■ **Try it**: Copy the commentary below on the virus response and the election, word for word and in full.

Excerpted text below:

I no longer think particularly hard about the 'conspiracy' aspect that solutions to the various virus problems are being artificially suppressed until 'after the election'. When the official vaccine rollout was extended past 2 years, the most significant circumstantial 'driver' for such a belief ceased to have much value.
I think a large part of the ongoing efforts to belittle Trump's 'scientific' or 'medical' knowledge are still related to election-related matters, and it remains to be seen if the 'rally-round-the-President-as-he-works-through-this' approach is stronger than the sort of 'Cheeto-Hazelwood's-at-the-wheel' defectively-coordinated efforts that get shoveled out ... some objectively justified, some less so.

End of Excerpted text.
Dataset extract below:

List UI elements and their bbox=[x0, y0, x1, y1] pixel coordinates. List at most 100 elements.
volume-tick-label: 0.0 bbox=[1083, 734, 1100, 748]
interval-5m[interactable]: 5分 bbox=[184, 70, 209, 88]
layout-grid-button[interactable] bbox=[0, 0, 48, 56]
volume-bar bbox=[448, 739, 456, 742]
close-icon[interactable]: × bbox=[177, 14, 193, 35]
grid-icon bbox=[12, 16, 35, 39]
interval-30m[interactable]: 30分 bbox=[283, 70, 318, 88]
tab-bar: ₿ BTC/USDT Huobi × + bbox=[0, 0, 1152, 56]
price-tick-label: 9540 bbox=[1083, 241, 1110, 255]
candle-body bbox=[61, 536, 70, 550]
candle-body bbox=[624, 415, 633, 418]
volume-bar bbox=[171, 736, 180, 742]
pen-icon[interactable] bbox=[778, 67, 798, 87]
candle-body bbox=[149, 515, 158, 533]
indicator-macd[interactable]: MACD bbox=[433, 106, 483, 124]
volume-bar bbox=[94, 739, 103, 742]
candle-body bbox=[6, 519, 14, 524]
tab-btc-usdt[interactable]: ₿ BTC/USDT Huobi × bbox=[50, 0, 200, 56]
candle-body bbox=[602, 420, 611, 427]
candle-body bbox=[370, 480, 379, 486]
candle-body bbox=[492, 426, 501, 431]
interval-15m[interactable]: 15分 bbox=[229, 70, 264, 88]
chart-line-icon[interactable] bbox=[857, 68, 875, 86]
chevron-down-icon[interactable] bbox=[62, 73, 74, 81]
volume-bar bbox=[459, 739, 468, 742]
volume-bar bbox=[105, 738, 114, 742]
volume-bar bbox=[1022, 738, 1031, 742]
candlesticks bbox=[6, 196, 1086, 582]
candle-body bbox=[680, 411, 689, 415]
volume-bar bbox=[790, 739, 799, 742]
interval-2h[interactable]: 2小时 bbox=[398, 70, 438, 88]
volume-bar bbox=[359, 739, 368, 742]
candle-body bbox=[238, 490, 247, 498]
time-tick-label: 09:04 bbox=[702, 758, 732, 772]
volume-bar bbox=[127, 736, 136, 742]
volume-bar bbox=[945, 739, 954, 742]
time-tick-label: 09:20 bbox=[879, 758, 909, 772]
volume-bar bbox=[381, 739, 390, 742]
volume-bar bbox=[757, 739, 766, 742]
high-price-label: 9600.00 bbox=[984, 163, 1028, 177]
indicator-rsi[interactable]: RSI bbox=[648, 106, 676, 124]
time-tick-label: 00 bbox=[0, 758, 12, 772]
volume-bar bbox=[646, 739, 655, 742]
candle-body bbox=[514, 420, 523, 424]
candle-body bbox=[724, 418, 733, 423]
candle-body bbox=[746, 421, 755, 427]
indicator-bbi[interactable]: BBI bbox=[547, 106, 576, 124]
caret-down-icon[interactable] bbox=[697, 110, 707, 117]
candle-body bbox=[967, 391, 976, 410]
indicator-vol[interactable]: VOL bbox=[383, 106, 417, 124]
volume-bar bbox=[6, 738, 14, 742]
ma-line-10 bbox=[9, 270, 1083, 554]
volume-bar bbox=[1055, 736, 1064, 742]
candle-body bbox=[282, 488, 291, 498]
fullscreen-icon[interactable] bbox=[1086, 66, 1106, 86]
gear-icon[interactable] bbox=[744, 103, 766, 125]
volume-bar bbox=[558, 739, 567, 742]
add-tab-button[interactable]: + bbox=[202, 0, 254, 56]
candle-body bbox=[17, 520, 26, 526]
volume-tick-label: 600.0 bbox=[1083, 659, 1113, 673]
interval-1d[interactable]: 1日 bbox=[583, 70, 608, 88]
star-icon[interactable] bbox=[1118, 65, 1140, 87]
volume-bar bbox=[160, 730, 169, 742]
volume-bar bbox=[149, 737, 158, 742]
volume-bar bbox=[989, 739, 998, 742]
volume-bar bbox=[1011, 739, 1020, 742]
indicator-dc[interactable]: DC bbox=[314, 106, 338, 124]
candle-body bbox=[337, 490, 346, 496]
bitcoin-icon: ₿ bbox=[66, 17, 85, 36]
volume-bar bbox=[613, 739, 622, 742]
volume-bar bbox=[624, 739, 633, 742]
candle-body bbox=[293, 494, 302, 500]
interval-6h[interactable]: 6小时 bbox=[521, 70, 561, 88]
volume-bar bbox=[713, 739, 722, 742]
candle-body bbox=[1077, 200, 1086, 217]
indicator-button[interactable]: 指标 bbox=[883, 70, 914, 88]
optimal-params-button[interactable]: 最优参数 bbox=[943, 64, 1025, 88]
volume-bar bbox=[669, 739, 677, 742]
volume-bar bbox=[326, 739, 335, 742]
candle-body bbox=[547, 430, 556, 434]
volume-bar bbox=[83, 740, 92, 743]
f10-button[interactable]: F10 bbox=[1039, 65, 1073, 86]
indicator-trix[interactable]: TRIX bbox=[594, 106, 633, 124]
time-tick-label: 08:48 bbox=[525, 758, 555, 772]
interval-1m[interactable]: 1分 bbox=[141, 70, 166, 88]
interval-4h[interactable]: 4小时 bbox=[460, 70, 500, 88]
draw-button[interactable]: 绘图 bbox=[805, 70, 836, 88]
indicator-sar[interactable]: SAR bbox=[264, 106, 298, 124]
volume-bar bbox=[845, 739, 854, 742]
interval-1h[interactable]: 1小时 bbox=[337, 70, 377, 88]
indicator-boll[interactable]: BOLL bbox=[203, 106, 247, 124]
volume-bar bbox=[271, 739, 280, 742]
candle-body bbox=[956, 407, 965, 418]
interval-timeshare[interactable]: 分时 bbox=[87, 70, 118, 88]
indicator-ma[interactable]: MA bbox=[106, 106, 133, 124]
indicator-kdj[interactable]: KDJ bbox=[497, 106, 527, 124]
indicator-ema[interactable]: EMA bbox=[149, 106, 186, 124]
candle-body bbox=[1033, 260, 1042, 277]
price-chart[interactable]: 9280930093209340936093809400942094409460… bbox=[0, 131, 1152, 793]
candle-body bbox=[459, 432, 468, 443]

End of Dataset extract.

■ **Answer box**:
I no longer think particularly hard about the 'conspiracy' aspect that solutions to the various virus problems are being artificially suppressed until 'after the election'. When the official vaccine rollout was extended past 2 years, the most significant circumstantial 'driver' for such a belief ceased to have much value.
I think a large part of the ongoing efforts to belittle Trump's 'scientific' or 'medical' knowledge are still related to election-related matters, and it remains to be seen if the 'rally-round-the-President-as-he-works-through-this' approach is stronger than the sort of 'Cheeto-Hazelwood's-at-the-wheel' defectively-coordinated efforts that get shoveled out ... some objectively justified, some less so.